Required task → Pull out every line with the word "text" from the entries below.

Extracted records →
++++++++++

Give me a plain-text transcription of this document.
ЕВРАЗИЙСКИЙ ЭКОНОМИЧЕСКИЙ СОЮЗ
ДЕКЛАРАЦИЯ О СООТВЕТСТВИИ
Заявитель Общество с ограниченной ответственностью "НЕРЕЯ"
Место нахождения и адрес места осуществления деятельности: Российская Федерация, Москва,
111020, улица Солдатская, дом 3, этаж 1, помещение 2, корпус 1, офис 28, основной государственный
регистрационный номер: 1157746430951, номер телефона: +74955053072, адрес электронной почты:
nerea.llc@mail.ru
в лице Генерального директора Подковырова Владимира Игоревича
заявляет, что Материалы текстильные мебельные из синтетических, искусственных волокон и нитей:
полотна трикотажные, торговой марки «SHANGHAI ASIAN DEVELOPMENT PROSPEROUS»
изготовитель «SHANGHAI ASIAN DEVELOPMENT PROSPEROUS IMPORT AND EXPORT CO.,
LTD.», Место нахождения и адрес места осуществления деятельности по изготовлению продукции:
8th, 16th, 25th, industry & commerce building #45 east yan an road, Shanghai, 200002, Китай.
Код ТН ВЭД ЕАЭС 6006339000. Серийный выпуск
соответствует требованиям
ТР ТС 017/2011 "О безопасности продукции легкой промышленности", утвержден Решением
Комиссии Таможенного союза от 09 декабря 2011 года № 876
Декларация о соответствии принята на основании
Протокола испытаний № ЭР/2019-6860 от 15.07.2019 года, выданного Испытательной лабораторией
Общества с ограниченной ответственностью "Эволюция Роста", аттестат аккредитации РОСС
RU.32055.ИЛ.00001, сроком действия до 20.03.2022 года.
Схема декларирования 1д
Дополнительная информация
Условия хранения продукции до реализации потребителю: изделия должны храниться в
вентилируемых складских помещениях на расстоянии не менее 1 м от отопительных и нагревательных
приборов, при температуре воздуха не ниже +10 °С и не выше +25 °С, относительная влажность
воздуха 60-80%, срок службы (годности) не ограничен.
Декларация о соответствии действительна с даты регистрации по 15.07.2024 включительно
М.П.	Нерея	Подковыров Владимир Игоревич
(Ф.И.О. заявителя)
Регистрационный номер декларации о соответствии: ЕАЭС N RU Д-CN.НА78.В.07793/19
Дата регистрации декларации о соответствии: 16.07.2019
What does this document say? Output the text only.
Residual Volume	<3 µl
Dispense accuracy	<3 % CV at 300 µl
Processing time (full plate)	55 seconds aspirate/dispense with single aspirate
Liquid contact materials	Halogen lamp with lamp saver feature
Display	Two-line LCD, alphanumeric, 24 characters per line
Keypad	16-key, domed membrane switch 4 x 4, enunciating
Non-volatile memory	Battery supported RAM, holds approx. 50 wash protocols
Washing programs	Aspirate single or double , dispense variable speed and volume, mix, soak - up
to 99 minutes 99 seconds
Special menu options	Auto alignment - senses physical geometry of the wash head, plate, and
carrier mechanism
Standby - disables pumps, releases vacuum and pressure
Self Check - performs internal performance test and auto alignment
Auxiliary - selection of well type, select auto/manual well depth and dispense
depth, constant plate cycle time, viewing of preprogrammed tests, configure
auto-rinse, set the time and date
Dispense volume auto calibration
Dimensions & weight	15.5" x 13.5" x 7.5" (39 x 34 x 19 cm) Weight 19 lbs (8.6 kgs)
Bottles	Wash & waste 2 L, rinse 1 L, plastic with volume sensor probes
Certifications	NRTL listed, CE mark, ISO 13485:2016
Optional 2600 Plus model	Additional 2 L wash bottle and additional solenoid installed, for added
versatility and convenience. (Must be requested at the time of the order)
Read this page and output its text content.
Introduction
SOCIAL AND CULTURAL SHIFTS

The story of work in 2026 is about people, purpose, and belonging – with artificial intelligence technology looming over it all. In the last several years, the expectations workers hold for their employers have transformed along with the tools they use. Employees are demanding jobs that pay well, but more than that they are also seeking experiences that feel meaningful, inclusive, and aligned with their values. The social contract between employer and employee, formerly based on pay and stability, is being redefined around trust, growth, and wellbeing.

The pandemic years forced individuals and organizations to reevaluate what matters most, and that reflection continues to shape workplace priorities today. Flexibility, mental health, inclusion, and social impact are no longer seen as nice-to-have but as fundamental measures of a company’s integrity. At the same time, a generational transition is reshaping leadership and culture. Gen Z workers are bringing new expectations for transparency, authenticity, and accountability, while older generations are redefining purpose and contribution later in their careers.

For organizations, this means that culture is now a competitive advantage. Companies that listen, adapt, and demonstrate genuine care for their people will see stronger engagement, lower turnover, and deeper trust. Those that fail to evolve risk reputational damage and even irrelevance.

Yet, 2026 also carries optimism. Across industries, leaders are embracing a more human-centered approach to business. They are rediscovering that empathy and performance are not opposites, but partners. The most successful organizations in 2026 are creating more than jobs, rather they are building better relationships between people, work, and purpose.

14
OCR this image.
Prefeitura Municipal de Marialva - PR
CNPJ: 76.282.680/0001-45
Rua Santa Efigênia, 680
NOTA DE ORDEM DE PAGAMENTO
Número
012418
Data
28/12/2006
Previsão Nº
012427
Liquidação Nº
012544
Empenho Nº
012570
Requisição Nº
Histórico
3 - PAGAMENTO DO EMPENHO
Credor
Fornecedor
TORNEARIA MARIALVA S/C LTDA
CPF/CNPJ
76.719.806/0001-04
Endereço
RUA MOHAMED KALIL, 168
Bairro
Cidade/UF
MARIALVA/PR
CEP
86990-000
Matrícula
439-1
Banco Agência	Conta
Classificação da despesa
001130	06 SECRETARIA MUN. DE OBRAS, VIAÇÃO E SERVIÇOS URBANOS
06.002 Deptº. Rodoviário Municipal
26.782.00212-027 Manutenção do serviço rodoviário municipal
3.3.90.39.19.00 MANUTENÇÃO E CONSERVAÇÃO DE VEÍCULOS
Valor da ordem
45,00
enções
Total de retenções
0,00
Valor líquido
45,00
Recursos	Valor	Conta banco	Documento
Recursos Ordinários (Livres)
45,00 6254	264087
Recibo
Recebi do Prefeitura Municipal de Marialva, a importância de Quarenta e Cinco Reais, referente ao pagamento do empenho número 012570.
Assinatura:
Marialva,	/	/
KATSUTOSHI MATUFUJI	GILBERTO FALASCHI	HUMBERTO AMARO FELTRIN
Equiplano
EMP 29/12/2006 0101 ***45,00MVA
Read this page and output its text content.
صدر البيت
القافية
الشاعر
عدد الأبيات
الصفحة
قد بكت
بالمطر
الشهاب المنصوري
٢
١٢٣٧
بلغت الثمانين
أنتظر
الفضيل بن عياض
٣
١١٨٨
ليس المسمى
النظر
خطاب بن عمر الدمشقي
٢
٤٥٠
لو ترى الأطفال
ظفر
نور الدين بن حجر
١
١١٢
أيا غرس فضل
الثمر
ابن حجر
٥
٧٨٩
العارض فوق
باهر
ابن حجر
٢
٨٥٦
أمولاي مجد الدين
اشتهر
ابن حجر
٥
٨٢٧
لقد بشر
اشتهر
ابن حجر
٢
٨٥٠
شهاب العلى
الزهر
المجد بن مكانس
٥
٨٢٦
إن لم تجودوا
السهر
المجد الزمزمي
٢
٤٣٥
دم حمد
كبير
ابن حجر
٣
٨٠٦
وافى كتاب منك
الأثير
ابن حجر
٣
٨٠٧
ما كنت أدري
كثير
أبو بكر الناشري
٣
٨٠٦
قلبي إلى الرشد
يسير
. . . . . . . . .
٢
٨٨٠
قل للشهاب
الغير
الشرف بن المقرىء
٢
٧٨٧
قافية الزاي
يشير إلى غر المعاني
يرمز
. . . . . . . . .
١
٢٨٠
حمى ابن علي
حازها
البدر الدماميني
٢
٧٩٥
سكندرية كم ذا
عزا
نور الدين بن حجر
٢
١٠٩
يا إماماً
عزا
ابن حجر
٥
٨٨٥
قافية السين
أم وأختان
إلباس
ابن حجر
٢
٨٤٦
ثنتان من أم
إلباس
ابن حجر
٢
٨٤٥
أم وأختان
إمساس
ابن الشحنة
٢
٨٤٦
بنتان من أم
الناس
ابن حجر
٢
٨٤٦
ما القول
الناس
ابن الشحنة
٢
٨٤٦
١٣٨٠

++++++++++

Output of the task →
Give me a plain-text transcription of this document.
What does this document say? Output the text only.
Read this page and output its text content.
Read this page and output its text content.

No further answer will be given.